■ **WHAT YOU SHOULD DO**: Tell how many lines in these records contain the string "SIRIUS", with only the number as the reply.

■ **MATERIALS PROVIDED**:
________

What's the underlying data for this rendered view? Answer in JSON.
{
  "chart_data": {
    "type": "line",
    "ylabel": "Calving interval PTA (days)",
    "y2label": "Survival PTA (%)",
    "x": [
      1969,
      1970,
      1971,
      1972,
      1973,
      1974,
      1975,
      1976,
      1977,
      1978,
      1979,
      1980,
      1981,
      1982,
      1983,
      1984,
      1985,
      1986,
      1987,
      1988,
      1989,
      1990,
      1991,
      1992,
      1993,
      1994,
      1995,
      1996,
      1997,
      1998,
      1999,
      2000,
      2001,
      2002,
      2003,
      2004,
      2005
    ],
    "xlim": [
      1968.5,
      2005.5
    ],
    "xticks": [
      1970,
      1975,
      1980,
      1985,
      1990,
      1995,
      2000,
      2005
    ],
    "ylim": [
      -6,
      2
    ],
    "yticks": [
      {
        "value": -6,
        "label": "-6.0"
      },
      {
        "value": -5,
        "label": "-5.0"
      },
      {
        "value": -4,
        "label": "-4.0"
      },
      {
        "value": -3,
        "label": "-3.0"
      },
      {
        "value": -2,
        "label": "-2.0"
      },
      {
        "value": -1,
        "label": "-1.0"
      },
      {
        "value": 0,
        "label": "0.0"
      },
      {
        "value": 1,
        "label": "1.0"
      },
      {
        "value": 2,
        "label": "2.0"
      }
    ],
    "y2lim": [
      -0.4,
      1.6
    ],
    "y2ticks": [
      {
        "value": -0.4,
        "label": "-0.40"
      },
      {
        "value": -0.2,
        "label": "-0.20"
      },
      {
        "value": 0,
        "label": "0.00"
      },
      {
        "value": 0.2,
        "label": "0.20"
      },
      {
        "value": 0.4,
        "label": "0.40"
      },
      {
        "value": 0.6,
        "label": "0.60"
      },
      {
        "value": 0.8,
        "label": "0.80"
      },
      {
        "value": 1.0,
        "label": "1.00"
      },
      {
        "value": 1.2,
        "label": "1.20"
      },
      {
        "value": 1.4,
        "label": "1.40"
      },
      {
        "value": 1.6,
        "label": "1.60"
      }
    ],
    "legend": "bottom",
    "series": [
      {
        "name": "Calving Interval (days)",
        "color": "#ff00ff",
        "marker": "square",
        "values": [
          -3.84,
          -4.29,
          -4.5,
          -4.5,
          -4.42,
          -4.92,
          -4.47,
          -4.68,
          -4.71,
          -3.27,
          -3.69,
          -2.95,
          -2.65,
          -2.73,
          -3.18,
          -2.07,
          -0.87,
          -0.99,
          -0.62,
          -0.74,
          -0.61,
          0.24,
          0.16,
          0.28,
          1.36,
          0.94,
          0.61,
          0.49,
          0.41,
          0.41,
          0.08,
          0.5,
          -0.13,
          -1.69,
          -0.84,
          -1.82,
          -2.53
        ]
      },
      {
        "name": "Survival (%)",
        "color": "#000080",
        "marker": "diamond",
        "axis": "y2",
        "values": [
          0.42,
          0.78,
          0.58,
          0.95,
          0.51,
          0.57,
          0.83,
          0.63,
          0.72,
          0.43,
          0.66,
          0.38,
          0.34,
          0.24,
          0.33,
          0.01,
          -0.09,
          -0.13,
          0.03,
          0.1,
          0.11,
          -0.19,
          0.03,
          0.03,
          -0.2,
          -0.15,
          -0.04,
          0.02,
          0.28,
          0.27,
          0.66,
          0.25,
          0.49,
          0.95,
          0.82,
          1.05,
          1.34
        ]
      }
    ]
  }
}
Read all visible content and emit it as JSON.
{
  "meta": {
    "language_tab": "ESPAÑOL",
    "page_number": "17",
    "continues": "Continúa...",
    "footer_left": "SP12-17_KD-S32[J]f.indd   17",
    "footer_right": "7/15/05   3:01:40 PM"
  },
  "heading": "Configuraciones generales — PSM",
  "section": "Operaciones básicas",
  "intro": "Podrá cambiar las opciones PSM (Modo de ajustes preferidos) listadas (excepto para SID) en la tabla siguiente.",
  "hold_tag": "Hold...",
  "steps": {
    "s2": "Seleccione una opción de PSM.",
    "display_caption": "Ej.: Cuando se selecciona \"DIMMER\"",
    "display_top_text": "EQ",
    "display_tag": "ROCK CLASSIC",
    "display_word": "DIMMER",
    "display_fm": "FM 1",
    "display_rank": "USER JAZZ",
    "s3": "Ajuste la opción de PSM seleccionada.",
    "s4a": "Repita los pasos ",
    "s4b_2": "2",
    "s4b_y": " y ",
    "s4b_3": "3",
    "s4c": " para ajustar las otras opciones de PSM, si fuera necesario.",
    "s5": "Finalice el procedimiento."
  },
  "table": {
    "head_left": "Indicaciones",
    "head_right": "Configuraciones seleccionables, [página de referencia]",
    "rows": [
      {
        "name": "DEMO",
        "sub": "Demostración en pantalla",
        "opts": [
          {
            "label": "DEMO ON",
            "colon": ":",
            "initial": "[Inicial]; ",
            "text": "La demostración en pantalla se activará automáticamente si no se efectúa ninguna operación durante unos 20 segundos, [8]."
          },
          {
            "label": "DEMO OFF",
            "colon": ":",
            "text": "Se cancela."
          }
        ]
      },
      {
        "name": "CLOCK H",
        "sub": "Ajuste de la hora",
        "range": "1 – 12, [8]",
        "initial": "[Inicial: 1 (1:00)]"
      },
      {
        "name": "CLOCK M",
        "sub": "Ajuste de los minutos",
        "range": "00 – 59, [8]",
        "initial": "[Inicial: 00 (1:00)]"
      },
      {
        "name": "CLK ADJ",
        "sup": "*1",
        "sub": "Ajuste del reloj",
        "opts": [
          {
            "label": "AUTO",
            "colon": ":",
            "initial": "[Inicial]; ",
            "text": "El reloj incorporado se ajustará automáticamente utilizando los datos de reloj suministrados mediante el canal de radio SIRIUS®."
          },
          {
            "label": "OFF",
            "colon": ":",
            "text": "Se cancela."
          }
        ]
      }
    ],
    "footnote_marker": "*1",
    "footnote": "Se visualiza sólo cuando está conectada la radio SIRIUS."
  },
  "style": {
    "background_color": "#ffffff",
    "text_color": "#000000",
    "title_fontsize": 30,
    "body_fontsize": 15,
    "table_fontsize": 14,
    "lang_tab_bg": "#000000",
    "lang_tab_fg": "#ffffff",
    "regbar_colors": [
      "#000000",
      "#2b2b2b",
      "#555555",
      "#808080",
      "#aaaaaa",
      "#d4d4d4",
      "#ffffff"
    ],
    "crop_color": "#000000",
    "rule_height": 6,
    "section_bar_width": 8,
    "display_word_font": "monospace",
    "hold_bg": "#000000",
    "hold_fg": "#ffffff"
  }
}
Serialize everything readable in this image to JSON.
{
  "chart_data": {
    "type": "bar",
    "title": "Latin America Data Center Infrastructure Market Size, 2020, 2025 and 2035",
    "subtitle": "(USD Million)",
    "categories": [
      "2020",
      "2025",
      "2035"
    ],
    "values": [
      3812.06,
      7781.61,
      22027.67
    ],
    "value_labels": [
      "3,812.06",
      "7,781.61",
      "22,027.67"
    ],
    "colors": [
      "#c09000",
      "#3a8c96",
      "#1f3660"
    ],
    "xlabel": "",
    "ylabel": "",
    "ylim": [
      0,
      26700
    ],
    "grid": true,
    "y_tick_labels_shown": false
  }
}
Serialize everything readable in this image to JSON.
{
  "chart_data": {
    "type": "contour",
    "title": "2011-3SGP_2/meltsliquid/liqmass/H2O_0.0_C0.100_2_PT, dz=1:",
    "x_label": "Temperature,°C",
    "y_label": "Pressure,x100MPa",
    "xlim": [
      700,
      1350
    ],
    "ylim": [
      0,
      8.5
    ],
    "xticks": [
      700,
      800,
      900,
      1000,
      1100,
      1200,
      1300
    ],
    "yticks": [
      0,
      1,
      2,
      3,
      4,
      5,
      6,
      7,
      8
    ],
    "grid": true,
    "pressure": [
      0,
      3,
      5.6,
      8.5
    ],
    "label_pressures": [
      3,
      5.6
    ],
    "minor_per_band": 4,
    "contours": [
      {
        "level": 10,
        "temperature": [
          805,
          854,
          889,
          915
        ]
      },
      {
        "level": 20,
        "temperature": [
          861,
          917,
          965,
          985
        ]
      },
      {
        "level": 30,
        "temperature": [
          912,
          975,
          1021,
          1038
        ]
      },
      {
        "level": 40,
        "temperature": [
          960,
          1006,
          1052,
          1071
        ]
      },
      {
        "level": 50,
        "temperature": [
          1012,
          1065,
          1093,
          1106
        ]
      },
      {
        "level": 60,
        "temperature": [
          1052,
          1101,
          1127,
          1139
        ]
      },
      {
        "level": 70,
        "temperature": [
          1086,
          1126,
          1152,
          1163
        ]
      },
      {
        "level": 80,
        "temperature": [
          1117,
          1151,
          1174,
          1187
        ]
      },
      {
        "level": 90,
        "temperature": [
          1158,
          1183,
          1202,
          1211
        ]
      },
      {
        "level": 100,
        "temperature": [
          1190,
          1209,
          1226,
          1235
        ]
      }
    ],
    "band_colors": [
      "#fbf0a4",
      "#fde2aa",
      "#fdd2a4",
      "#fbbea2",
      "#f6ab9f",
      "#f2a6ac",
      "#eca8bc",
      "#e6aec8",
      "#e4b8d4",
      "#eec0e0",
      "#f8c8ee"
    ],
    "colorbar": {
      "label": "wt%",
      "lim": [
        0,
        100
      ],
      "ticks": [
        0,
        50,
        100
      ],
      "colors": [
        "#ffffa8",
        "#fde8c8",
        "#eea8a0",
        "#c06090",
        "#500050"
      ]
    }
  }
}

________

■ **RESPONSE**: 2